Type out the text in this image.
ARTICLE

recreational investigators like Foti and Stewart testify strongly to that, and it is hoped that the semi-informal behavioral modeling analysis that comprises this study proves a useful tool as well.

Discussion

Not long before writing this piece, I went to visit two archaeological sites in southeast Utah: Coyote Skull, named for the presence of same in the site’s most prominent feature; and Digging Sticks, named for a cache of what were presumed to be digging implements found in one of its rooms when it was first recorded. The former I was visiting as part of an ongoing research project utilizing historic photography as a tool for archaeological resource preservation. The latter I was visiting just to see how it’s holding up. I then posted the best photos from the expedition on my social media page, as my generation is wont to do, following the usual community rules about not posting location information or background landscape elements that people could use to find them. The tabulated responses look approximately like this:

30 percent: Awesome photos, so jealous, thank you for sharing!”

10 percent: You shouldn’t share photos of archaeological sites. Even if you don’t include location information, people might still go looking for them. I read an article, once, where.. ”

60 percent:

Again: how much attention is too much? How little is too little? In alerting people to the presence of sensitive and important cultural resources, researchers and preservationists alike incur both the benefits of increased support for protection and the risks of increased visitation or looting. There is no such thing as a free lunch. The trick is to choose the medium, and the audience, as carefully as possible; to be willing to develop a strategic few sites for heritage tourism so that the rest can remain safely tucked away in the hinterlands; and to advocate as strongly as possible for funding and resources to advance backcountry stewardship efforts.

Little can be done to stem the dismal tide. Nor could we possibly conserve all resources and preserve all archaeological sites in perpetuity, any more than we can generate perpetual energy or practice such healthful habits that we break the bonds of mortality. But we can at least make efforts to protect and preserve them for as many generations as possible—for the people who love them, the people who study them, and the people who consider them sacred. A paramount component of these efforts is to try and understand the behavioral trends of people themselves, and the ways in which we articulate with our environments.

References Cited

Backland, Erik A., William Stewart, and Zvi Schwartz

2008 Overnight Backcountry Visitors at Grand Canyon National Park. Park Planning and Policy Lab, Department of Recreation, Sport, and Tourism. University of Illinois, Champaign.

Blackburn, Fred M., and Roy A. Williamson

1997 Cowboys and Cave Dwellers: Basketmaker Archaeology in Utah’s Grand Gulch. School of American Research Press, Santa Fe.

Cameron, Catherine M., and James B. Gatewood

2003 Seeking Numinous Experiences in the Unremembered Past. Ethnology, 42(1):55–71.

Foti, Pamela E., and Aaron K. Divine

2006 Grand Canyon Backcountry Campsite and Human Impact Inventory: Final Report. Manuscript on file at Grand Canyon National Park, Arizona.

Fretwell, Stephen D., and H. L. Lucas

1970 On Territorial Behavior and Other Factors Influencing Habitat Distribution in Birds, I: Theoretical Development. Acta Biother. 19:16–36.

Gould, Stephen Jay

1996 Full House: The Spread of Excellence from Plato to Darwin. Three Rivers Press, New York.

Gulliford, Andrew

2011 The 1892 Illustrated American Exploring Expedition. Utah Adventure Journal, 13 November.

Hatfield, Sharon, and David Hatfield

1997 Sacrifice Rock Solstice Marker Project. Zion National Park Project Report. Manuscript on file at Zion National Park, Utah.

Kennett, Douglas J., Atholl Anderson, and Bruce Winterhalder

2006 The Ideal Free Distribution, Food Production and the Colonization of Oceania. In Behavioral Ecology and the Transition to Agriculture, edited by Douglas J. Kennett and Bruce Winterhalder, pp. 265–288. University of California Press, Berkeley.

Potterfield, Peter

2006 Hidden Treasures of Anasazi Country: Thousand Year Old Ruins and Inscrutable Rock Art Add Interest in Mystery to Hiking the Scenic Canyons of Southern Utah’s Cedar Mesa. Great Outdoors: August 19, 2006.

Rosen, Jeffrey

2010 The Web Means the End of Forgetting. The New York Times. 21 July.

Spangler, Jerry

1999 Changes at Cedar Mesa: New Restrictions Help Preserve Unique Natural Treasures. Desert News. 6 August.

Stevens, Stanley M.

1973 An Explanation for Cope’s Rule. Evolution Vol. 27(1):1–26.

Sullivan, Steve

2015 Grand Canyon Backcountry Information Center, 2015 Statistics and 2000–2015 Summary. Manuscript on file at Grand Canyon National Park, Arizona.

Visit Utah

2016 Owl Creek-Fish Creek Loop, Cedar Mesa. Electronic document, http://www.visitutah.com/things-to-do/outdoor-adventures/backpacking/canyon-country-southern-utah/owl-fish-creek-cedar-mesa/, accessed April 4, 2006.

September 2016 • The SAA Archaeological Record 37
================
→ TASK GOAL
Repeat each record exactly. Omit nothing.

→ WORKED SOLUTION
Type out the text in this image.
ARTICLE

recreational investigators like Foti and Stewart testify strongly to that, and it is hoped that the semi-informal behavioral modeling analysis that comprises this study proves a useful tool as well.

Discussion

Not long before writing this piece, I went to visit two archaeological sites in southeast Utah: Coyote Skull, named for the presence of same in the site’s most prominent feature; and Digging Sticks, named for a cache of what were presumed to be digging implements found in one of its rooms when it was first recorded. The former I was visiting as part of an ongoing research project utilizing historic photography as a tool for archaeological resource preservation. The latter I was visiting just to see how it’s holding up. I then posted the best photos from the expedition on my social media page, as my generation is wont to do, following the usual community rules about not posting location information or background landscape elements that people could use to find them. The tabulated responses look approximately like this:

30 percent: Awesome photos, so jealous, thank you for sharing!”

10 percent: You shouldn’t share photos of archaeological sites. Even if you don’t include location information, people might still go looking for them. I read an article, once, where.. ”

60 percent:

Again: how much attention is too much? How little is too little? In alerting people to the presence of sensitive and important cultural resources, researchers and preservationists alike incur both the benefits of increased support for protection and the risks of increased visitation or looting. There is no such thing as a free lunch. The trick is to choose the medium, and the audience, as carefully as possible; to be willing to develop a strategic few sites for heritage tourism so that the rest can remain safely tucked away in the hinterlands; and to advocate as strongly as possible for funding and resources to advance backcountry stewardship efforts.

Little can be done to stem the dismal tide. Nor could we possibly conserve all resources and preserve all archaeological sites in perpetuity, any more than we can generate perpetual energy or practice such healthful habits that we break the bonds of mortality. But we can at least make efforts to protect and preserve them for as many generations as possible—for the people who love them, the people who study them, and the people who consider them sacred. A paramount component of these efforts is to try and understand the behavioral trends of people themselves, and the ways in which we articulate with our environments.

References Cited

Backland, Erik A., William Stewart, and Zvi Schwartz

2008 Overnight Backcountry Visitors at Grand Canyon National Park. Park Planning and Policy Lab, Department of Recreation, Sport, and Tourism. University of Illinois, Champaign.

Blackburn, Fred M., and Roy A. Williamson

1997 Cowboys and Cave Dwellers: Basketmaker Archaeology in Utah’s Grand Gulch. School of American Research Press, Santa Fe.

Cameron, Catherine M., and James B. Gatewood

2003 Seeking Numinous Experiences in the Unremembered Past. Ethnology, 42(1):55–71.

Foti, Pamela E., and Aaron K. Divine

2006 Grand Canyon Backcountry Campsite and Human Impact Inventory: Final Report. Manuscript on file at Grand Canyon National Park, Arizona.

Fretwell, Stephen D., and H. L. Lucas

1970 On Territorial Behavior and Other Factors Influencing Habitat Distribution in Birds, I: Theoretical Development. Acta Biother. 19:16–36.

Gould, Stephen Jay

1996 Full House: The Spread of Excellence from Plato to Darwin. Three Rivers Press, New York.

Gulliford, Andrew

2011 The 1892 Illustrated American Exploring Expedition. Utah Adventure Journal, 13 November.

Hatfield, Sharon, and David Hatfield

1997 Sacrifice Rock Solstice Marker Project. Zion National Park Project Report. Manuscript on file at Zion National Park, Utah.

Kennett, Douglas J., Atholl Anderson, and Bruce Winterhalder

2006 The Ideal Free Distribution, Food Production and the Colonization of Oceania. In Behavioral Ecology and the Transition to Agriculture, edited by Douglas J. Kennett and Bruce Winterhalder, pp. 265–288. University of California Press, Berkeley.

Potterfield, Peter

2006 Hidden Treasures of Anasazi Country: Thousand Year Old Ruins and Inscrutable Rock Art Add Interest in Mystery to Hiking the Scenic Canyons of Southern Utah’s Cedar Mesa. Great Outdoors: August 19, 2006.

Rosen, Jeffrey

2010 The Web Means the End of Forgetting. The New York Times. 21 July.

Spangler, Jerry

1999 Changes at Cedar Mesa: New Restrictions Help Preserve Unique Natural Treasures. Desert News. 6 August.

Stevens, Stanley M.

1973 An Explanation for Cope’s Rule. Evolution Vol. 27(1):1–26.

Sullivan, Steve

2015 Grand Canyon Backcountry Information Center, 2015 Statistics and 2000–2015 Summary. Manuscript on file at Grand Canyon National Park, Arizona.

Visit Utah

2016 Owl Creek-Fish Creek Loop, Cedar Mesa. Electronic document, http://www.visitutah.com/things-to-do/outdoor-adventures/backpacking/canyon-country-southern-utah/owl-fish-creek-cedar-mesa/, accessed April 4, 2006.

September 2016 • The SAA Archaeological Record 37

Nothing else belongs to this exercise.